WHAT YOU SHOULD DO >> Return every record below exactly as given, images excluded.

───── RECORD SET ─────

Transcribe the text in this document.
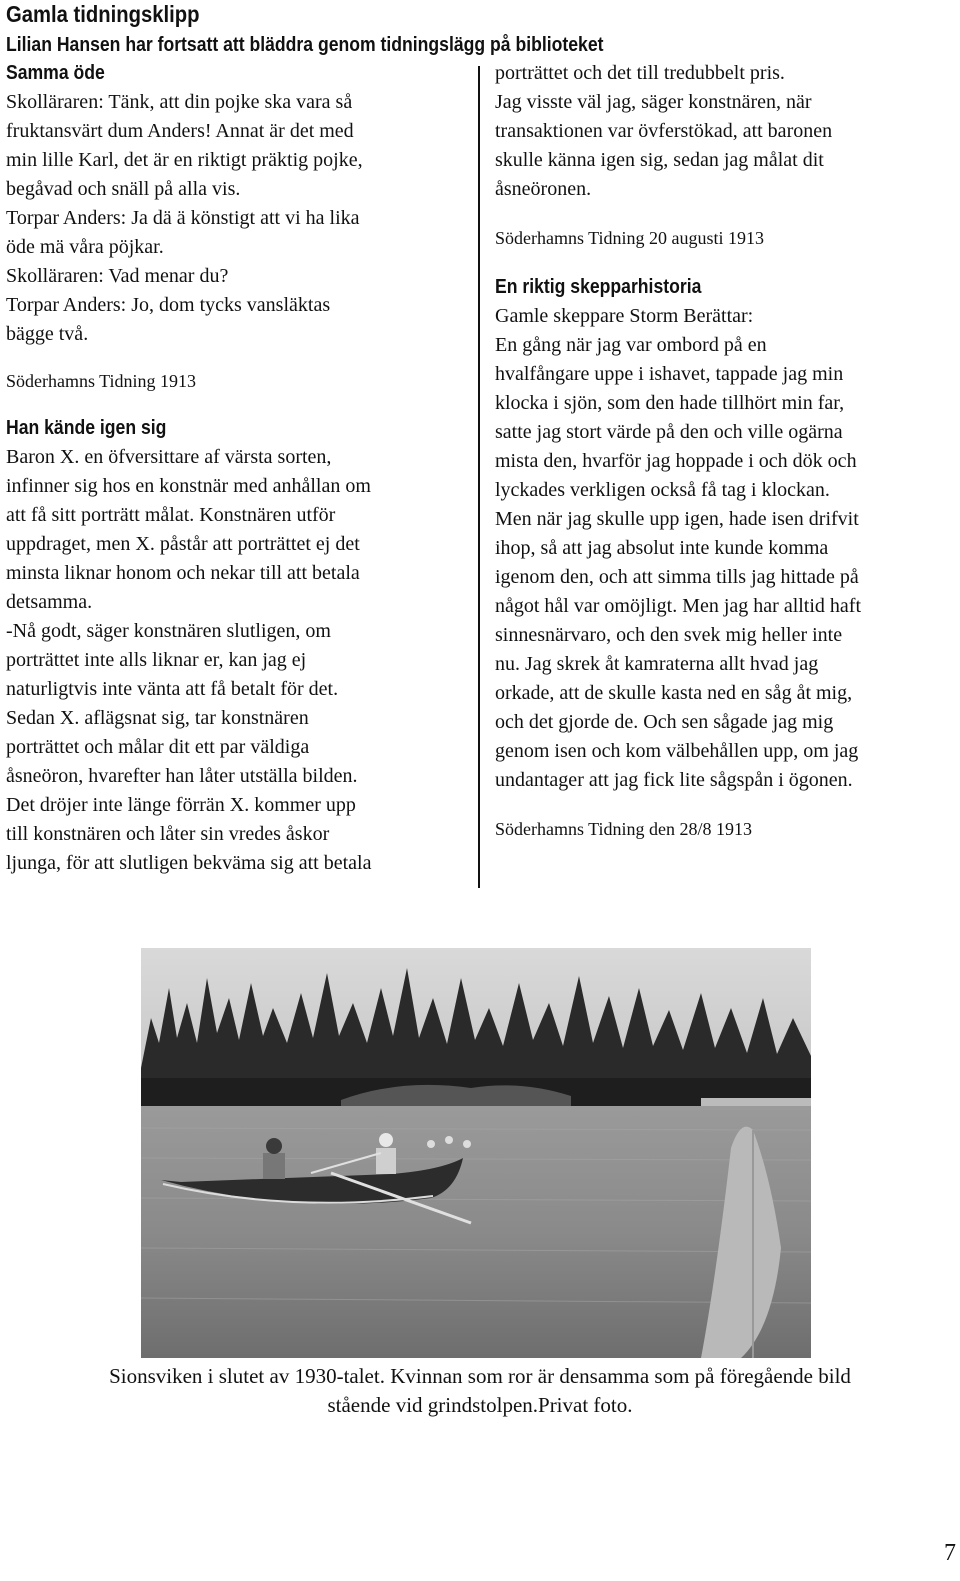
Gamla tidningsklipp
Lilian Hansen har fortsatt att bläddra genom tidningslägg på biblioteket
Samma öde

Skolläraren: Tänk, att din pojke ska vara så

fruktansvärt dum Anders! Annat är det med

min lille Karl, det är en riktigt präktig pojke,

begåvad och snäll på alla vis.

Torpar Anders: Ja dä ä könstigt att vi ha lika

öde mä våra pöjkar.

Skolläraren: Vad menar du?

Torpar Anders: Jo, dom tycks vansläktas

bägge två.

Söderhamns Tidning 1913

Han kände igen sig

Baron X. en öfversittare af värsta sorten,

infinner sig hos en konstnär med anhållan om

att få sitt porträtt målat. Konstnären utför

uppdraget, men X. påstår att porträttet ej det

minsta liknar honom och nekar till att betala

detsamma.

-Nå godt, säger konstnären slutligen, om

porträttet inte alls liknar er, kan jag ej

naturligtvis inte vänta att få betalt för det.

Sedan X. aflägsnat sig, tar konstnären

porträttet och målar dit ett par väldiga

åsneöron, hvarefter han låter utställa bilden.

Det dröjer inte länge förrän X. kommer upp

till konstnären och låter sin vredes åskor

ljunga, för att slutligen bekväma sig att betala

porträttet och det till tredubbelt pris.

Jag visste väl jag, säger konstnären, när

transaktionen var övferstökad, att baronen

skulle känna igen sig, sedan jag målat dit

åsneöronen.

Söderhamns Tidning 20 augusti 1913

En riktig skepparhistoria

Gamle skeppare Storm Berättar:

En gång när jag var ombord på en

hvalfångare uppe i ishavet, tappade jag min

klocka i sjön, som den hade tillhört min far,

satte jag stort värde på den och ville ogärna

mista den, hvarför jag hoppade i och dök och

lyckades verkligen också få tag i klockan.

Men när jag skulle upp igen, hade isen drifvit

ihop, så att jag absolut inte kunde komma

igenom den, och att simma tills jag hittade på

något hål var omöjligt. Men jag har alltid haft

sinnesnärvaro, och den svek mig heller inte

nu. Jag skrek åt kamraterna allt hvad jag

orkade, att de skulle kasta ned en såg åt mig,

och det gjorde de. Och sen sågade jag mig

genom isen och kom välbehållen upp, om jag

undantager att jag fick lite sågspån i ögonen.

Söderhamns Tidning den 28/8 1913

Sionsviken i slutet av 1930-talet. Kvinnan som ror är densamma som på föregående bild
stående vid grindstolpen.Privat foto.
7
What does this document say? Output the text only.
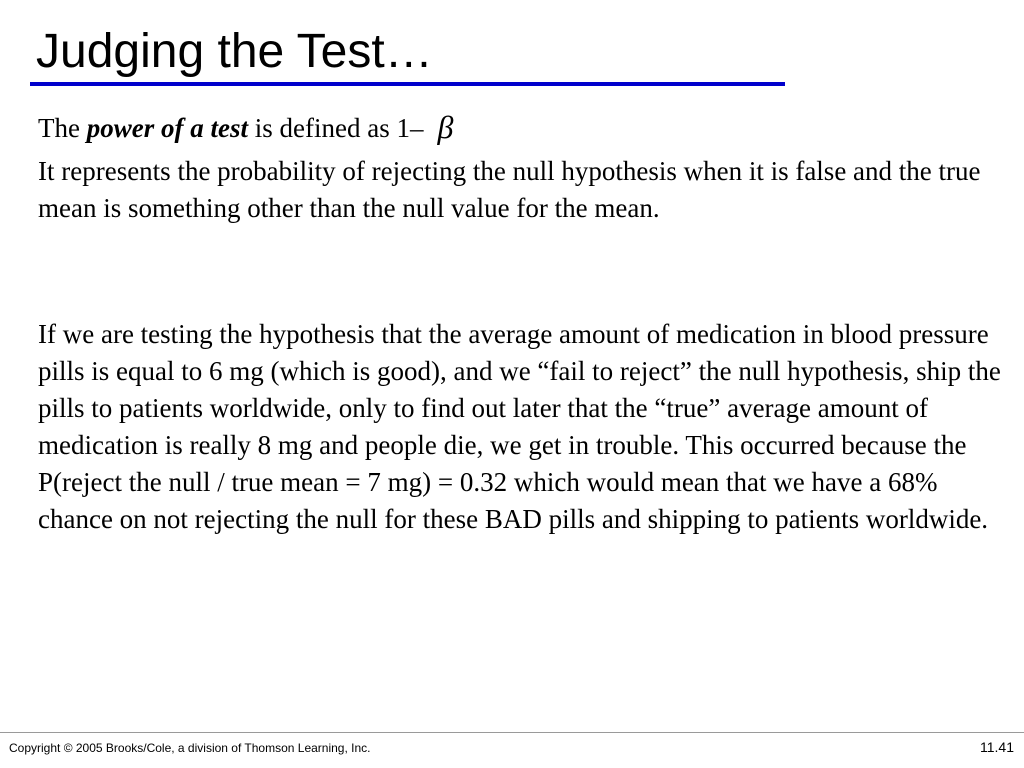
Judging the Test…

The power of a test is defined as 1– β

It represents the probability of rejecting the null hypothesis when it is false and the true mean is something other than the null value for the mean.

If we are testing the hypothesis that the average amount of medication in blood pressure pills is equal to 6 mg (which is good), and we “fail to reject” the null hypothesis, ship the pills to patients worldwide, only to find out later that the “true” average amount of medication is really 8 mg and people die, we get in trouble. This occurred because the P(reject the null / true mean = 7 mg) = 0.32 which would mean that we have a 68% chance on not rejecting the null for these BAD pills and shipping to patients worldwide.

Copyright © 2005 Brooks/Cole, a division of Thomson Learning, Inc.	11.41
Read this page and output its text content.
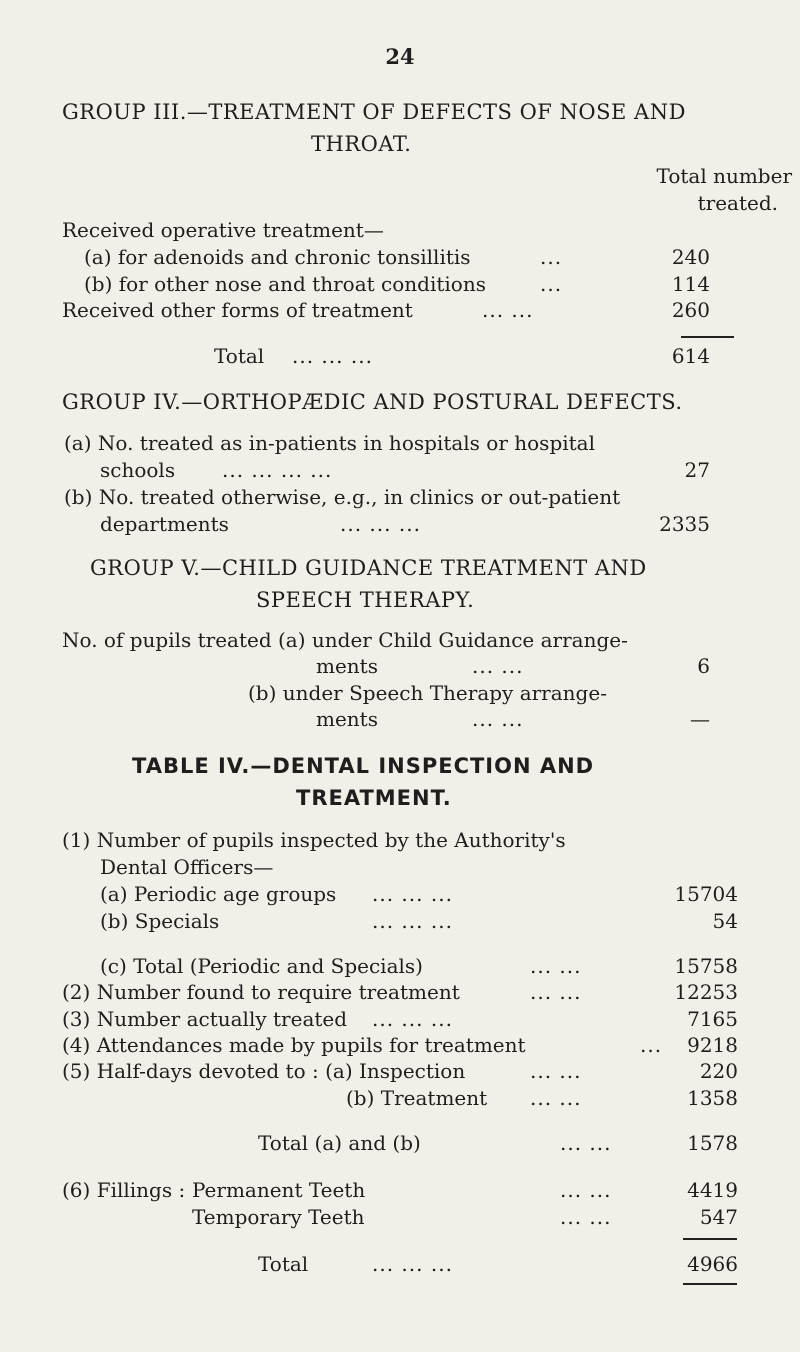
24
GROUP III.—TREATMENT OF DEFECTS OF NOSE AND
THROAT.
Total number
treated.
Received operative treatment—
(a) for adenoids and chronic tonsillitis	...	240
(b) for other nose and throat conditions	...	114
Received other forms of treatment	... ...	260
Total ... ... ...	614
GROUP IV.—ORTHOPÆDIC AND POSTURAL DEFECTS.
(a) No. treated as in-patients in hospitals or hospital
schools ... ... ... ...	27
(b) No. treated otherwise, e.g., in clinics or out-patient
departments	... ... ...	2335
GROUP V.—CHILD GUIDANCE TREATMENT AND
SPEECH THERAPY.
No. of pupils treated (a) under Child Guidance arrange-
ments	... ...	6
(b) under Speech Therapy arrange-
ments	... ...	—
TABLE IV.—DENTAL INSPECTION AND
TREATMENT.
(1) Number of pupils inspected by the Authority's
Dental Officers—
(a) Periodic age groups ... ... ...	15704
(b) Specials	... ... ...	54
(c) Total (Periodic and Specials)	... ...	15758
(2) Number found to require treatment	... ...	12253
(3) Number actually treated ... ... ...	7165
(4) Attendances made by pupils for treatment	... 9218
(5) Half-days devoted to : (a) Inspection	... ...	220
(b) Treatment ... ...	1358
Total (a) and (b)	... ...	1578
(6) Fillings : Permanent Teeth	... ...	4419
Temporary Teeth	... ...	547
Total	... ... ...	4966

─────

ANSWER TO THE EXERCISE >>
Transcribe the text in this document.
Gamla tidningsklipp
Lilian Hansen har fortsatt att bläddra genom tidningslägg på biblioteket
Samma öde

Skolläraren: Tänk, att din pojke ska vara så

fruktansvärt dum Anders! Annat är det med

min lille Karl, det är en riktigt präktig pojke,

begåvad och snäll på alla vis.

Torpar Anders: Ja dä ä könstigt att vi ha lika

öde mä våra pöjkar.

Skolläraren: Vad menar du?

Torpar Anders: Jo, dom tycks vansläktas

bägge två.

Söderhamns Tidning 1913

Han kände igen sig

Baron X. en öfversittare af värsta sorten,

infinner sig hos en konstnär med anhållan om

att få sitt porträtt målat. Konstnären utför

uppdraget, men X. påstår att porträttet ej det

minsta liknar honom och nekar till att betala

detsamma.

-Nå godt, säger konstnären slutligen, om

porträttet inte alls liknar er, kan jag ej

naturligtvis inte vänta att få betalt för det.

Sedan X. aflägsnat sig, tar konstnären

porträttet och målar dit ett par väldiga

åsneöron, hvarefter han låter utställa bilden.

Det dröjer inte länge förrän X. kommer upp

till konstnären och låter sin vredes åskor

ljunga, för att slutligen bekväma sig att betala

porträttet och det till tredubbelt pris.

Jag visste väl jag, säger konstnären, när

transaktionen var övferstökad, att baronen

skulle känna igen sig, sedan jag målat dit

åsneöronen.

Söderhamns Tidning 20 augusti 1913

En riktig skepparhistoria

Gamle skeppare Storm Berättar:

En gång när jag var ombord på en

hvalfångare uppe i ishavet, tappade jag min

klocka i sjön, som den hade tillhört min far,

satte jag stort värde på den och ville ogärna

mista den, hvarför jag hoppade i och dök och

lyckades verkligen också få tag i klockan.

Men när jag skulle upp igen, hade isen drifvit

ihop, så att jag absolut inte kunde komma

igenom den, och att simma tills jag hittade på

något hål var omöjligt. Men jag har alltid haft

sinnesnärvaro, och den svek mig heller inte

nu. Jag skrek åt kamraterna allt hvad jag

orkade, att de skulle kasta ned en såg åt mig,

och det gjorde de. Och sen sågade jag mig

genom isen och kom välbehållen upp, om jag

undantager att jag fick lite sågspån i ögonen.

Söderhamns Tidning den 28/8 1913

Sionsviken i slutet av 1930-talet. Kvinnan som ror är densamma som på föregående bild
stående vid grindstolpen.Privat foto.
7
What does this document say? Output the text only.
Judging the Test…

The power of a test is defined as 1– β

It represents the probability of rejecting the null hypothesis when it is false and the true mean is something other than the null value for the mean.

If we are testing the hypothesis that the average amount of medication in blood pressure pills is equal to 6 mg (which is good), and we “fail to reject” the null hypothesis, ship the pills to patients worldwide, only to find out later that the “true” average amount of medication is really 8 mg and people die, we get in trouble. This occurred because the P(reject the null / true mean = 7 mg) = 0.32 which would mean that we have a 68% chance on not rejecting the null for these BAD pills and shipping to patients worldwide.

Copyright © 2005 Brooks/Cole, a division of Thomson Learning, Inc.	11.41
Read this page and output its text content.
24
GROUP III.—TREATMENT OF DEFECTS OF NOSE AND
THROAT.
Total number
treated.
Received operative treatment—
(a) for adenoids and chronic tonsillitis	...	240
(b) for other nose and throat conditions	...	114
Received other forms of treatment	... ...	260
Total ... ... ...	614
GROUP IV.—ORTHOPÆDIC AND POSTURAL DEFECTS.
(a) No. treated as in-patients in hospitals or hospital
schools ... ... ... ...	27
(b) No. treated otherwise, e.g., in clinics or out-patient
departments	... ... ...	2335
GROUP V.—CHILD GUIDANCE TREATMENT AND
SPEECH THERAPY.
No. of pupils treated (a) under Child Guidance arrange-
ments	... ...	6
(b) under Speech Therapy arrange-
ments	... ...	—
TABLE IV.—DENTAL INSPECTION AND
TREATMENT.
(1) Number of pupils inspected by the Authority's
Dental Officers—
(a) Periodic age groups ... ... ...	15704
(b) Specials	... ... ...	54
(c) Total (Periodic and Specials)	... ...	15758
(2) Number found to require treatment	... ...	12253
(3) Number actually treated ... ... ...	7165
(4) Attendances made by pupils for treatment	... 9218
(5) Half-days devoted to : (a) Inspection	... ...	220
(b) Treatment ... ...	1358
Total (a) and (b)	... ...	1578
(6) Fillings : Permanent Teeth	... ...	4419
Temporary Teeth	... ...	547
Total	... ... ...	4966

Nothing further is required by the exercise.